- Task objective
Write out each line in which the string "Windows" is present.

- Extracted material
|---|

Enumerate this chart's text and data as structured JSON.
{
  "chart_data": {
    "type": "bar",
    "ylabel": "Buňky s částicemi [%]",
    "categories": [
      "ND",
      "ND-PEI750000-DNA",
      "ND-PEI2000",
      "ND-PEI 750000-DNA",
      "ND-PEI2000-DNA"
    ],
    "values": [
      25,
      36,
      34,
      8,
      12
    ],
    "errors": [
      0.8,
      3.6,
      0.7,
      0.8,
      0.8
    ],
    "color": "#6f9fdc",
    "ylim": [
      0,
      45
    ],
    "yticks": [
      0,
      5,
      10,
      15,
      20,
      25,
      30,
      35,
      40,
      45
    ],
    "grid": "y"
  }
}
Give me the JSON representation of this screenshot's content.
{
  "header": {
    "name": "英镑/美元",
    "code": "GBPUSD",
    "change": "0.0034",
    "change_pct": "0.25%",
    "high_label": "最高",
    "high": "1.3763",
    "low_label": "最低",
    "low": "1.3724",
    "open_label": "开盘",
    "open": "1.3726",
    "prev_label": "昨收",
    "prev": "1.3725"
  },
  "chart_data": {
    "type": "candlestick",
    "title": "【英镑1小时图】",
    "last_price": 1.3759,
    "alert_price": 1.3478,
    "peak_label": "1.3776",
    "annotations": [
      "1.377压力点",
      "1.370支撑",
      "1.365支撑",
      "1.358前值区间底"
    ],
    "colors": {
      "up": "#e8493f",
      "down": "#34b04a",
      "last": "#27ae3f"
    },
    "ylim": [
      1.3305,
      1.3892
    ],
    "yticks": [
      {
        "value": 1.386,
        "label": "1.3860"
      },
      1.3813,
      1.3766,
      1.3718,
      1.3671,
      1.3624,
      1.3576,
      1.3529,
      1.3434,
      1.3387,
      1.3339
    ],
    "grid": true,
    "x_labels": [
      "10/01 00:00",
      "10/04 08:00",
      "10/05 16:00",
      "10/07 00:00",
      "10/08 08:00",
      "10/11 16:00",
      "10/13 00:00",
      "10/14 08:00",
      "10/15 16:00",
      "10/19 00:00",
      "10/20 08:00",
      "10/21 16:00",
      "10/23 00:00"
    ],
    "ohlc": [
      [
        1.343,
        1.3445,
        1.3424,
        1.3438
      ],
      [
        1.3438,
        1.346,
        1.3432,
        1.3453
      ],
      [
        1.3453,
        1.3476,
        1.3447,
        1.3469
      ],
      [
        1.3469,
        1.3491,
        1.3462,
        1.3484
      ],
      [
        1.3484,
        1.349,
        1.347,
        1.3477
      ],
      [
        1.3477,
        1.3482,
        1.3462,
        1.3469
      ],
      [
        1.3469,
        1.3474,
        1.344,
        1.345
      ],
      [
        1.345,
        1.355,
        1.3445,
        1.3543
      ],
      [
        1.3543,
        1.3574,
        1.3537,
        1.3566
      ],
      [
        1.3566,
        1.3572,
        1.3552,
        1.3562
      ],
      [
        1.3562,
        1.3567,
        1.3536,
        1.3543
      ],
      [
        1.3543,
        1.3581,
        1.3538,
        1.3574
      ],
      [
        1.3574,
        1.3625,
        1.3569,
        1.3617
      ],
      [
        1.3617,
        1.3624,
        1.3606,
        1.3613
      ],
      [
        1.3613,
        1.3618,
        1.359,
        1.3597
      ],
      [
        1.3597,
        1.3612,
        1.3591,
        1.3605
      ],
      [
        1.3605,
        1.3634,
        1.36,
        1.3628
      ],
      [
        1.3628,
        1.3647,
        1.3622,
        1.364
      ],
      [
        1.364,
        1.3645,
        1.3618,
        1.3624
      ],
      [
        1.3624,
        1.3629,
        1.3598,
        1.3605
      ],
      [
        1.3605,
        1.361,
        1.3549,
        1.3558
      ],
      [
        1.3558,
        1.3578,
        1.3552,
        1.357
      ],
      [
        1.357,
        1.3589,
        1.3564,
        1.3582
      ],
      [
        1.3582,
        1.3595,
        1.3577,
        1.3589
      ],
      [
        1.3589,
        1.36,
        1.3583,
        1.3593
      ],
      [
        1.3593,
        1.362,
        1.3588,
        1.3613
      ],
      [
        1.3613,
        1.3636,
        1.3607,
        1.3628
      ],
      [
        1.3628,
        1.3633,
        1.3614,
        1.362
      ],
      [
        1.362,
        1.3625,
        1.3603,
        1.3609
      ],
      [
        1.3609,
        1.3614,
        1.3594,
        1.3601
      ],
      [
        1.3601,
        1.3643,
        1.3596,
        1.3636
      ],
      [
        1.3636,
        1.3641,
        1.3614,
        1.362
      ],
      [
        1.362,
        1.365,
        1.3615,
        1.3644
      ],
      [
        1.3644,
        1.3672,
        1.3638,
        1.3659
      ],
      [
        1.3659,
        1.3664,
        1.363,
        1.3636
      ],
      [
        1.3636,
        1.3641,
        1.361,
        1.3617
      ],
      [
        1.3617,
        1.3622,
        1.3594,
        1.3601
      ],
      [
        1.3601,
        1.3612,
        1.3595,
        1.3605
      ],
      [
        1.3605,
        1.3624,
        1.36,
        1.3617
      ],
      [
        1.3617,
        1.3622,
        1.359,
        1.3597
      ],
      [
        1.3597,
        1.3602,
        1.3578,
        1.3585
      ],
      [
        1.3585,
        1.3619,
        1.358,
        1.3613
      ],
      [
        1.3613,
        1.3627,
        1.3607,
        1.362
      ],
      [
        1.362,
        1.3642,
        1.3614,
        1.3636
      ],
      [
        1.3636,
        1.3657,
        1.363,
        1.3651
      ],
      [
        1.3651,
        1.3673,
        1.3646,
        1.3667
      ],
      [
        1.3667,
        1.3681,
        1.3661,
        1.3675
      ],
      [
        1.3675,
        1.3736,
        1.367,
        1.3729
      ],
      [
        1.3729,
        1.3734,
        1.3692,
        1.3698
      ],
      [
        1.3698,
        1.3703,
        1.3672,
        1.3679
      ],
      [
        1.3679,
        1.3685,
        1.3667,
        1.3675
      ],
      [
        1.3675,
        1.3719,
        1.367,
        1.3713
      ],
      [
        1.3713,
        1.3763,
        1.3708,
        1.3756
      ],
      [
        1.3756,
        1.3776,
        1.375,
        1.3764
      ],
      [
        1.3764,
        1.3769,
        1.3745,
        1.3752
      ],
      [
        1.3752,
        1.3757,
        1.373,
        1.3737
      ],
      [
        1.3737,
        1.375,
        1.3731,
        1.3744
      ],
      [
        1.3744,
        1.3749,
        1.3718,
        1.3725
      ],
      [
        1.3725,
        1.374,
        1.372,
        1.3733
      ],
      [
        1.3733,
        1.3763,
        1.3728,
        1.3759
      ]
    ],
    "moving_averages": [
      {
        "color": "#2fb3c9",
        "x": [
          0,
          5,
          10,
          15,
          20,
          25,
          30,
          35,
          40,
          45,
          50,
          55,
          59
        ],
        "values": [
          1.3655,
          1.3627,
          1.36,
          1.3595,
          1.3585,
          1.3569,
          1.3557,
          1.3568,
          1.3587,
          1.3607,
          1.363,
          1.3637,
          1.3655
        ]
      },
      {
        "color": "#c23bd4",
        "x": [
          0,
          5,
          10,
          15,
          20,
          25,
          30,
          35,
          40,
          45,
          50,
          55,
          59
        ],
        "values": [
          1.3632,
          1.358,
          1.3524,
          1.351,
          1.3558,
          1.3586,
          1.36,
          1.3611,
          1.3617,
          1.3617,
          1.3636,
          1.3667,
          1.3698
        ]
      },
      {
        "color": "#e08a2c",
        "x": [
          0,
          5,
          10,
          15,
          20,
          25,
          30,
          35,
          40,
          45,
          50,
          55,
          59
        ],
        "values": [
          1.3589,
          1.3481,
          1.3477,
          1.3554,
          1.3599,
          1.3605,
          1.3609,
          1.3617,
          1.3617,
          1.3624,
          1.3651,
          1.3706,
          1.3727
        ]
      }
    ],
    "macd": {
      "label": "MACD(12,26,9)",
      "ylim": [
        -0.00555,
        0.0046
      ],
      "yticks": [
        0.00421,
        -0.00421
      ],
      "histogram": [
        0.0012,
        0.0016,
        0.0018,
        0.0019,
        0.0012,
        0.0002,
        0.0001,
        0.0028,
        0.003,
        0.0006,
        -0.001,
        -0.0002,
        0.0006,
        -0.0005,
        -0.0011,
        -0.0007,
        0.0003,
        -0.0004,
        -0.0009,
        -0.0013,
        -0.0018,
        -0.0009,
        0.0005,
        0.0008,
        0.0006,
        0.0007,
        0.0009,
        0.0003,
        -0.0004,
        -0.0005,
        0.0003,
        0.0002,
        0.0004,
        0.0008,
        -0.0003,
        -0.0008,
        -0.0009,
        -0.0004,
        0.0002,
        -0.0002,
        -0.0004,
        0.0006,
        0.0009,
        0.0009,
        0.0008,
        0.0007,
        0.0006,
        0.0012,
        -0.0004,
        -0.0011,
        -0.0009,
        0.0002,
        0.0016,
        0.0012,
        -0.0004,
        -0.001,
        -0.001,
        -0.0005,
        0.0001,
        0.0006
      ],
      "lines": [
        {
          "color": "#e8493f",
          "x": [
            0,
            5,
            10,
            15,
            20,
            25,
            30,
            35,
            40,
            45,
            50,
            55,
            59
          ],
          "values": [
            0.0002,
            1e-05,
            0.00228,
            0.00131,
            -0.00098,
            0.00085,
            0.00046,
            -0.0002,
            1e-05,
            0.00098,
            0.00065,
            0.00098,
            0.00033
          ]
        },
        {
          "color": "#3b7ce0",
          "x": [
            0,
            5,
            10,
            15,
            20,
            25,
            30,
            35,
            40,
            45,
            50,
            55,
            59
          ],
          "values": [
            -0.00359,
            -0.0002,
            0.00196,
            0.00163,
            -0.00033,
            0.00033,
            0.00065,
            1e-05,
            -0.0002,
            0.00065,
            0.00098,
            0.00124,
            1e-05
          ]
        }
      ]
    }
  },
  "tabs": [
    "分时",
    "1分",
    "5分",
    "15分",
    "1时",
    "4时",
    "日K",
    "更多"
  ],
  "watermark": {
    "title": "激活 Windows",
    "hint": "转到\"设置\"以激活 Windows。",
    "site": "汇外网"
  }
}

|---|

- Full answer
    "title": "激活 Windows",
    "hint": "转到\"设置\"以激活 Windows。",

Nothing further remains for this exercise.